#### [Exercise instructions]
Going through the data below, copy out each line where the word "tissue" shows up.

Figure content listings:
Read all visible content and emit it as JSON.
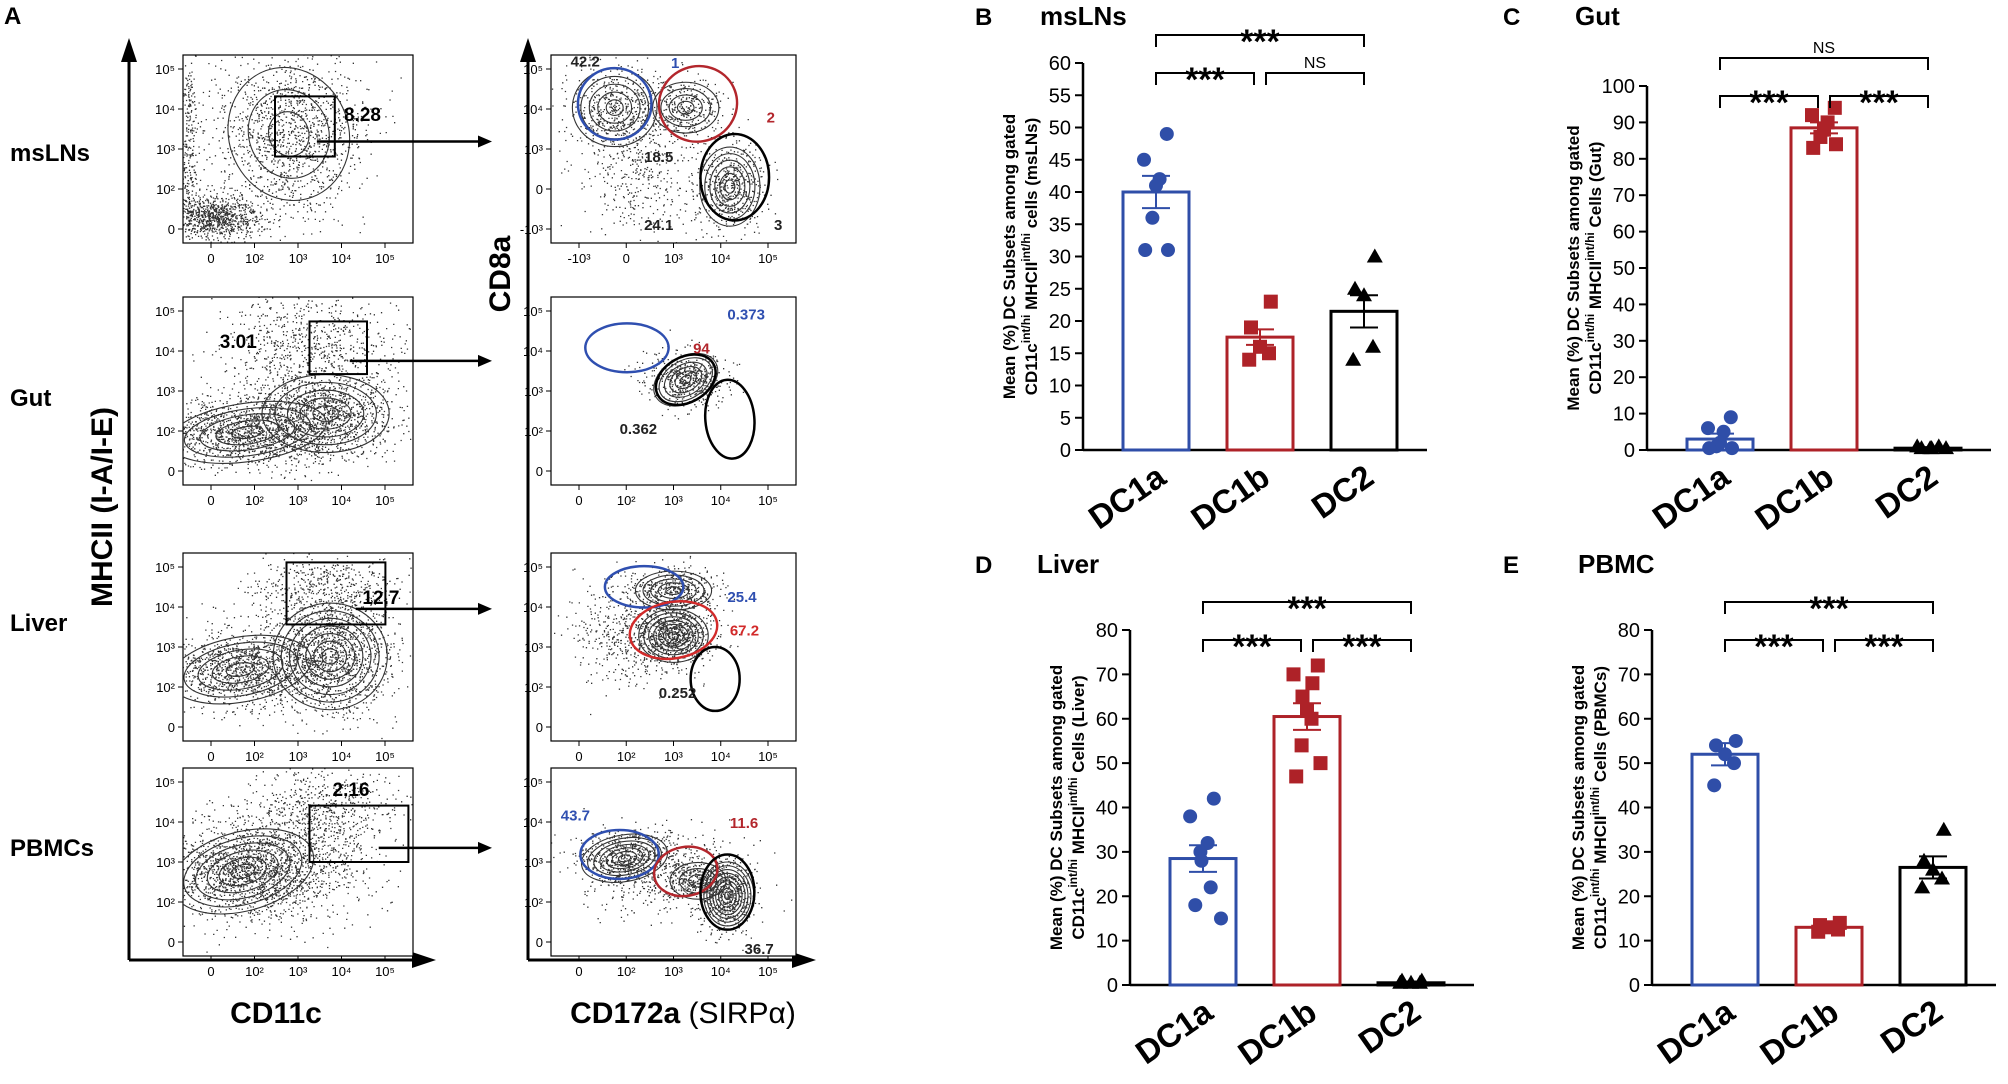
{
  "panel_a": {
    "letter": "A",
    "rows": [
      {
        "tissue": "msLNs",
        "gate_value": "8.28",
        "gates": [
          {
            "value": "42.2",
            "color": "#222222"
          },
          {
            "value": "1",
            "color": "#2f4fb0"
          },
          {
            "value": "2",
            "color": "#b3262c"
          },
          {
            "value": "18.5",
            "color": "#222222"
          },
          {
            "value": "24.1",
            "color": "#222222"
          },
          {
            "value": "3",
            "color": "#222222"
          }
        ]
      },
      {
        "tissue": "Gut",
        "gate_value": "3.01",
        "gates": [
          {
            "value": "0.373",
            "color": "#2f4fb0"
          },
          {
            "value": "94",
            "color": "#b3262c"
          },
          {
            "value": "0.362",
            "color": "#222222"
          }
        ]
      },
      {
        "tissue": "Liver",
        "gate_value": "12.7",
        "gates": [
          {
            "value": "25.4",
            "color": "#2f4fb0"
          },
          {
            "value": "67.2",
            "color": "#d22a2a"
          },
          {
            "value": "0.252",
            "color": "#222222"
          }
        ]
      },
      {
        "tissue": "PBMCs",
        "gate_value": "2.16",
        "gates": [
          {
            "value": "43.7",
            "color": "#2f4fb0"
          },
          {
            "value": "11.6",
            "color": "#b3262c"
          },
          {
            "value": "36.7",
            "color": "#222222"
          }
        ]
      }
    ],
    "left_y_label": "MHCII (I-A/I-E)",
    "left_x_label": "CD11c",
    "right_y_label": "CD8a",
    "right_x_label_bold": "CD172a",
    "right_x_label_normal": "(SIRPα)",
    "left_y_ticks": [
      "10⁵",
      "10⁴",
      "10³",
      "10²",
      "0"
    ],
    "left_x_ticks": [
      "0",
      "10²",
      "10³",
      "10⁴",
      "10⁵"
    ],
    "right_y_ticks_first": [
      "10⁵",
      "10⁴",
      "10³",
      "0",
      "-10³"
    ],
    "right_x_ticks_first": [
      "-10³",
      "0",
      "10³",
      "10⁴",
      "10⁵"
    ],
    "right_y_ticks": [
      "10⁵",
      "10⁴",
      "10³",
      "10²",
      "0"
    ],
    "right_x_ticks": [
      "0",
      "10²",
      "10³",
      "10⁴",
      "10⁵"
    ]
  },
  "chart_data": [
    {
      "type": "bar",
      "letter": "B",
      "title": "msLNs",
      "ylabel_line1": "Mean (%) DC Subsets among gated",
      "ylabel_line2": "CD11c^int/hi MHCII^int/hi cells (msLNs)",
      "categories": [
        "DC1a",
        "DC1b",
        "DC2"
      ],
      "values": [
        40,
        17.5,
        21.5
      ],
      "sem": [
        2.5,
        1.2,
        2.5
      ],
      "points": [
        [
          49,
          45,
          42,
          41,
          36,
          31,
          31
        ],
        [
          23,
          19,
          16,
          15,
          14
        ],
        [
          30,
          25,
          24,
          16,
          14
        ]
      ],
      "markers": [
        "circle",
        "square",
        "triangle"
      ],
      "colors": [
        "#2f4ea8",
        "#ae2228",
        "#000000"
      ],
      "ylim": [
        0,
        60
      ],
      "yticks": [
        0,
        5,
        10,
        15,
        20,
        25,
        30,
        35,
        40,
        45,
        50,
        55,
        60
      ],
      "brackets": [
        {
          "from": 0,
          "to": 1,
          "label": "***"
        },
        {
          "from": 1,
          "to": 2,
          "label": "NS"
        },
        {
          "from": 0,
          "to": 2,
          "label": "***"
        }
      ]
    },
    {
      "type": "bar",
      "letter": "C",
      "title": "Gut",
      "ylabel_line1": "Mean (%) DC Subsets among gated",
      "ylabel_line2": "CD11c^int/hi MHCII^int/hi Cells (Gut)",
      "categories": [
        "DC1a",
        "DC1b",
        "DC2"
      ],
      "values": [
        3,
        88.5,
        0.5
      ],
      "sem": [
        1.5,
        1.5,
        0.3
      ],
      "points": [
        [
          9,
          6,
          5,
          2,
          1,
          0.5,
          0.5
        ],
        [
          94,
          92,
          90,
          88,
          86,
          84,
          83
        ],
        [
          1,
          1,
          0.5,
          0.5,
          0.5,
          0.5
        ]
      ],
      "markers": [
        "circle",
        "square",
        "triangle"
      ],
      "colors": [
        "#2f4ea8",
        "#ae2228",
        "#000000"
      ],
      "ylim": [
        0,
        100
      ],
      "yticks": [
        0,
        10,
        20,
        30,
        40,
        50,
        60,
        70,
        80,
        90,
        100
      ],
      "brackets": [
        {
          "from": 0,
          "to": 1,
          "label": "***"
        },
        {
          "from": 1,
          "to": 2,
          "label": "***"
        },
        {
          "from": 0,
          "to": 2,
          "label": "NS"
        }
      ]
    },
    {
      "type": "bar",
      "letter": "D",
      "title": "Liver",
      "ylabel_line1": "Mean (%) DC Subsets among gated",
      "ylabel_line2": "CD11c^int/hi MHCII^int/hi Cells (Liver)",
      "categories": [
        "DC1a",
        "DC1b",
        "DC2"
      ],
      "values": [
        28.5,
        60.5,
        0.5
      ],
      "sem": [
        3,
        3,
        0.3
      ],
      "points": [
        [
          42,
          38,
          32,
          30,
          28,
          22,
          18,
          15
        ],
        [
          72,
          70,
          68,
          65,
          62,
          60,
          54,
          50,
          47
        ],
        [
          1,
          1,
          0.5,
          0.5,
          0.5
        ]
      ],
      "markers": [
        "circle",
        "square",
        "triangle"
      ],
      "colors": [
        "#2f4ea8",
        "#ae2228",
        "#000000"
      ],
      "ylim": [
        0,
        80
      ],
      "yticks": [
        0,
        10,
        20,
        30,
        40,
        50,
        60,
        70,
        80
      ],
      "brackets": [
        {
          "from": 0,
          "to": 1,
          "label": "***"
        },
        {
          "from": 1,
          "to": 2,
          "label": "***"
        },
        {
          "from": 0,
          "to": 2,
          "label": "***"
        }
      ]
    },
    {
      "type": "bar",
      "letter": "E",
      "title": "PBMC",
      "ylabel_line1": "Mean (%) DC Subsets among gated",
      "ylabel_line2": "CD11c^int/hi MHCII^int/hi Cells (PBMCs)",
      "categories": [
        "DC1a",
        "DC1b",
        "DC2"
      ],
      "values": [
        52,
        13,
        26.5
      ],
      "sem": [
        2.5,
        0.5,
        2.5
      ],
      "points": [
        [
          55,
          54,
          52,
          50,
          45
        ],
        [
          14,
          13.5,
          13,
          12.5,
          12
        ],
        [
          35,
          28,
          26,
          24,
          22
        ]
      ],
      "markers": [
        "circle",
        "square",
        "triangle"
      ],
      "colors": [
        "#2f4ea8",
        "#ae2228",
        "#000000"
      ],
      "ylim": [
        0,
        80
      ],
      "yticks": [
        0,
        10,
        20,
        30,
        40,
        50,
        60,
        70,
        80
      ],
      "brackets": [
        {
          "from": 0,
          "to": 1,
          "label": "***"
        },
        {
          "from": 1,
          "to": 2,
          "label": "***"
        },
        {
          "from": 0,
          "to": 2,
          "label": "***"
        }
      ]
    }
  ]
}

#### [Problem solution]
        "tissue": "msLNs",
        "tissue": "Gut",
        "tissue": "Liver",
        "tissue": "PBMCs",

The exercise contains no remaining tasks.